Extracted material ▸
------

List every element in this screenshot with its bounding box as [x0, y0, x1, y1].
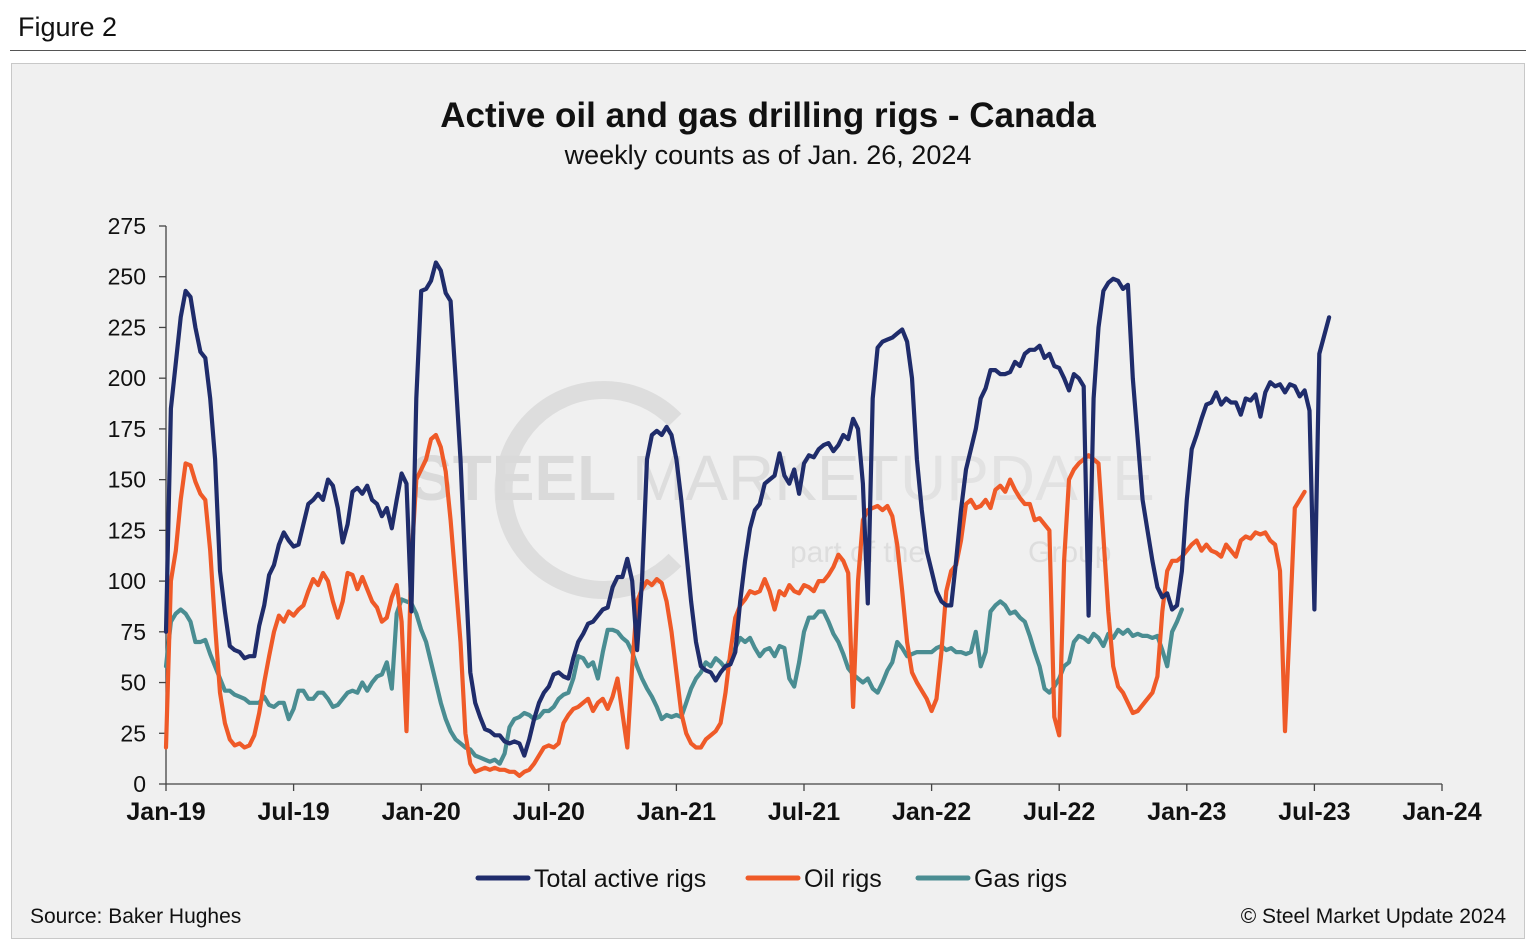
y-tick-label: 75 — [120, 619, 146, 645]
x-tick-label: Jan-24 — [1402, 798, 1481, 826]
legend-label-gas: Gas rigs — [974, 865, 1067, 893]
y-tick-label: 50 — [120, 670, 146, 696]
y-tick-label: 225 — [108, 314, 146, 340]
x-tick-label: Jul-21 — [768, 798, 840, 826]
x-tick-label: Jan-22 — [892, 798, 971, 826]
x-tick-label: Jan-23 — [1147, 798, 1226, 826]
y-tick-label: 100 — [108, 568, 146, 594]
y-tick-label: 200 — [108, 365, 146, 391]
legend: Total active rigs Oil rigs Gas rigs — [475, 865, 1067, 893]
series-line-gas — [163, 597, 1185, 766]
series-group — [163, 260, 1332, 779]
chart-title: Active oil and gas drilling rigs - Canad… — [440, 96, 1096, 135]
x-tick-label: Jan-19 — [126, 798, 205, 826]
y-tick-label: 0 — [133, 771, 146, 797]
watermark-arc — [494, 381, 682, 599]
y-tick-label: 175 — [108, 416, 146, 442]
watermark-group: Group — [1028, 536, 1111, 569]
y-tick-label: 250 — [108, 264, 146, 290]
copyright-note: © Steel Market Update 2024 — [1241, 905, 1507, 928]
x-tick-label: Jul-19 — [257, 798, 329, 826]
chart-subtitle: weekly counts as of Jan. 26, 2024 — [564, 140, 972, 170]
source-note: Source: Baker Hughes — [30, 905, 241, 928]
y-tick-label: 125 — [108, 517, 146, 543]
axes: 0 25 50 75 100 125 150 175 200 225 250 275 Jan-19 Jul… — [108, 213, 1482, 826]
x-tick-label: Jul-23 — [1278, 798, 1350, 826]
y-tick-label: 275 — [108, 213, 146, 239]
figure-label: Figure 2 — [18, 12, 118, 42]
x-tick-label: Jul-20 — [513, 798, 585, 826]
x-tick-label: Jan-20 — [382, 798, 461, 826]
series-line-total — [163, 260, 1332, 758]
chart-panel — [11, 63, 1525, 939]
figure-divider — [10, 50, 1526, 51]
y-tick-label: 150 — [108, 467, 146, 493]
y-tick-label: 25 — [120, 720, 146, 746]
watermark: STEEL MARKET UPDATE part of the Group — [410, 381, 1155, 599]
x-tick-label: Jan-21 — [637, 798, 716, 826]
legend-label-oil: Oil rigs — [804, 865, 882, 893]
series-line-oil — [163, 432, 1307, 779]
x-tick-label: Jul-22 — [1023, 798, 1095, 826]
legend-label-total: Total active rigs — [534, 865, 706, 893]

------

What the exercise asks ▸ Gather every line of the records above that contains the string "watermark" and copy each one in full. Case matters.

Completed exercise ▸
watermark-arc — [494, 381, 682, 599]
watermark-group: Group — [1028, 536, 1111, 569]
watermark: STEEL MARKET UPDATE part of the Group — [410, 381, 1155, 599]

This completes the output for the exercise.